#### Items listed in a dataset

>> START

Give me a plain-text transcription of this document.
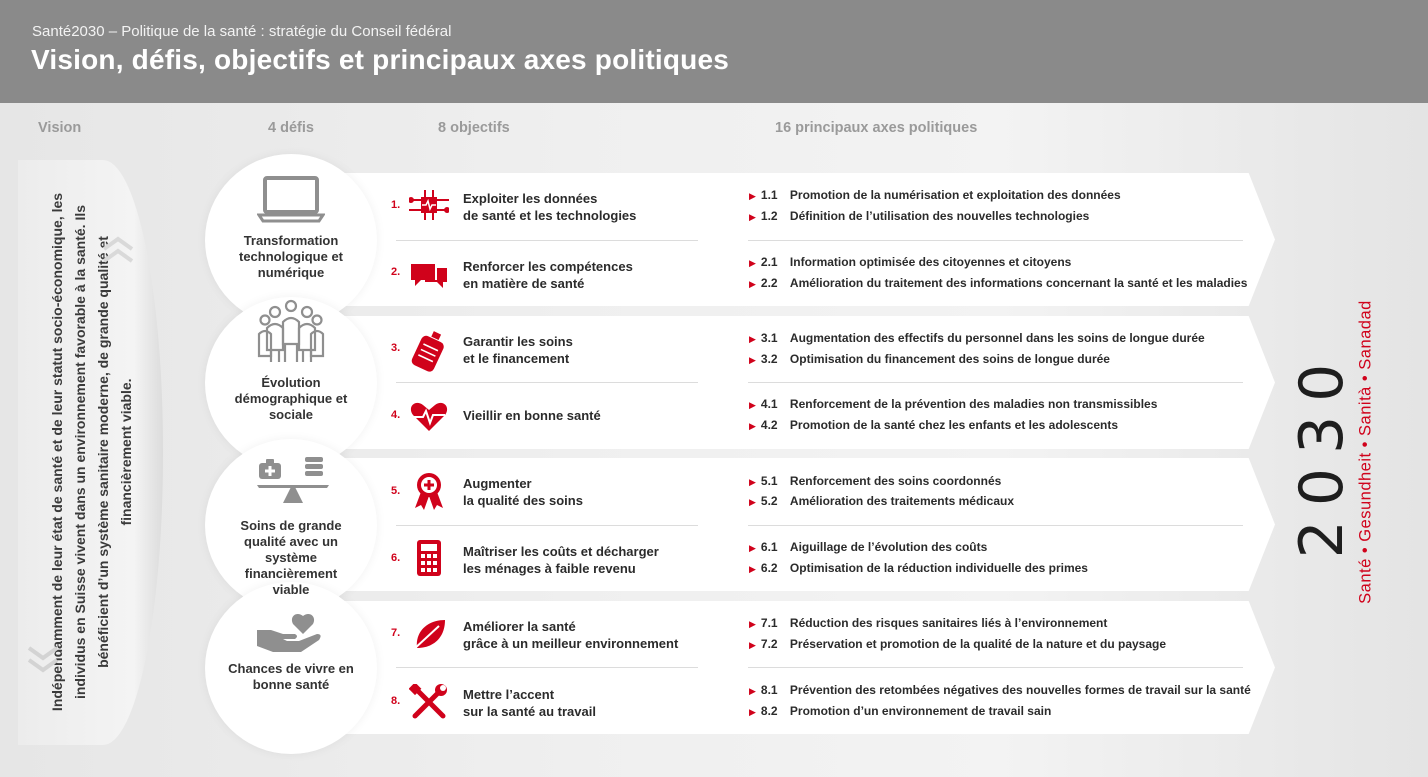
Santé2030 – Politique de la santé : stratégie du Conseil fédéral
Vision, défis, objectifs et principaux axes politiques
Vision	4 défis	8 objectifs	16 principaux axes politiques
Indépendamment de leur état de santé et de leur statut socio-économique, les individus en Suisse vivent dans un environnement favorable à la santé. Ils bénéficient d’un système sanitaire moderne, de grande qualité et financièrement viable.
Transformation technologique et numérique
Évolution démographique et sociale
Soins de grande qualité avec un système financièrement viable
Chances de vivre en bonne santé
1.	Exploiter les données
de santé et les technologies
2.	Renforcer les compétences
en matière de santé
3.	Garantir les soins
et le financement
4.	Vieillir en bonne santé
5.	Augmenter
la qualité des soins
6.	Maîtriser les coûts et décharger
les ménages à faible revenu
7.	Améliorer la santé
grâce à un meilleur environnement
8.	Mettre l’accent
sur la santé au travail
▶ 1.1 Promotion de la numérisation et exploitation des données
▶ 1.2 Définition de l’utilisation des nouvelles technologies
▶ 2.1 Information optimisée des citoyennes et citoyens
▶ 2.2 Amélioration du traitement des informations concernant la santé et les maladies
▶ 3.1 Augmentation des effectifs du personnel dans les soins de longue durée
▶ 3.2 Optimisation du financement des soins de longue durée
▶ 4.1 Renforcement de la prévention des maladies non transmissibles
▶ 4.2 Promotion de la santé chez les enfants et les adolescents
▶ 5.1 Renforcement des soins coordonnés
▶ 5.2 Amélioration des traitements médicaux
▶ 6.1 Aiguillage de l’évolution des coûts
▶ 6.2 Optimisation de la réduction individuelle des primes
▶ 7.1 Réduction des risques sanitaires liés à l’environnement
▶ 7.2 Préservation et promotion de la qualité de la nature et du paysage
▶ 8.1 Prévention des retombées négatives des nouvelles formes de travail sur la santé
▶ 8.2 Promotion d’un environnement de travail sain
2030 Santé • Gesundheit • Sanità • Sanadad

>> END

#### Requirements
Restate the entire listing word for word, excluding pictures.

#### Solution for this problem
Give me a plain-text transcription of this document.
Santé2030 – Politique de la santé : stratégie du Conseil fédéral
Vision, défis, objectifs et principaux axes politiques
Vision	4 défis	8 objectifs	16 principaux axes politiques
Indépendamment de leur état de santé et de leur statut socio-économique, les individus en Suisse vivent dans un environnement favorable à la santé. Ils bénéficient d’un système sanitaire moderne, de grande qualité et financièrement viable.
Transformation technologique et numérique
Évolution démographique et sociale
Soins de grande qualité avec un système financièrement viable
Chances de vivre en bonne santé
1.	Exploiter les données
de santé et les technologies
2.	Renforcer les compétences
en matière de santé
3.	Garantir les soins
et le financement
4.	Vieillir en bonne santé
5.	Augmenter
la qualité des soins
6.	Maîtriser les coûts et décharger
les ménages à faible revenu
7.	Améliorer la santé
grâce à un meilleur environnement
8.	Mettre l’accent
sur la santé au travail
▶ 1.1 Promotion de la numérisation et exploitation des données
▶ 1.2 Définition de l’utilisation des nouvelles technologies
▶ 2.1 Information optimisée des citoyennes et citoyens
▶ 2.2 Amélioration du traitement des informations concernant la santé et les maladies
▶ 3.1 Augmentation des effectifs du personnel dans les soins de longue durée
▶ 3.2 Optimisation du financement des soins de longue durée
▶ 4.1 Renforcement de la prévention des maladies non transmissibles
▶ 4.2 Promotion de la santé chez les enfants et les adolescents
▶ 5.1 Renforcement des soins coordonnés
▶ 5.2 Amélioration des traitements médicaux
▶ 6.1 Aiguillage de l’évolution des coûts
▶ 6.2 Optimisation de la réduction individuelle des primes
▶ 7.1 Réduction des risques sanitaires liés à l’environnement
▶ 7.2 Préservation et promotion de la qualité de la nature et du paysage
▶ 8.1 Prévention des retombées négatives des nouvelles formes de travail sur la santé
▶ 8.2 Promotion d’un environnement de travail sain
2030 Santé • Gesundheit • Sanità • Sanadad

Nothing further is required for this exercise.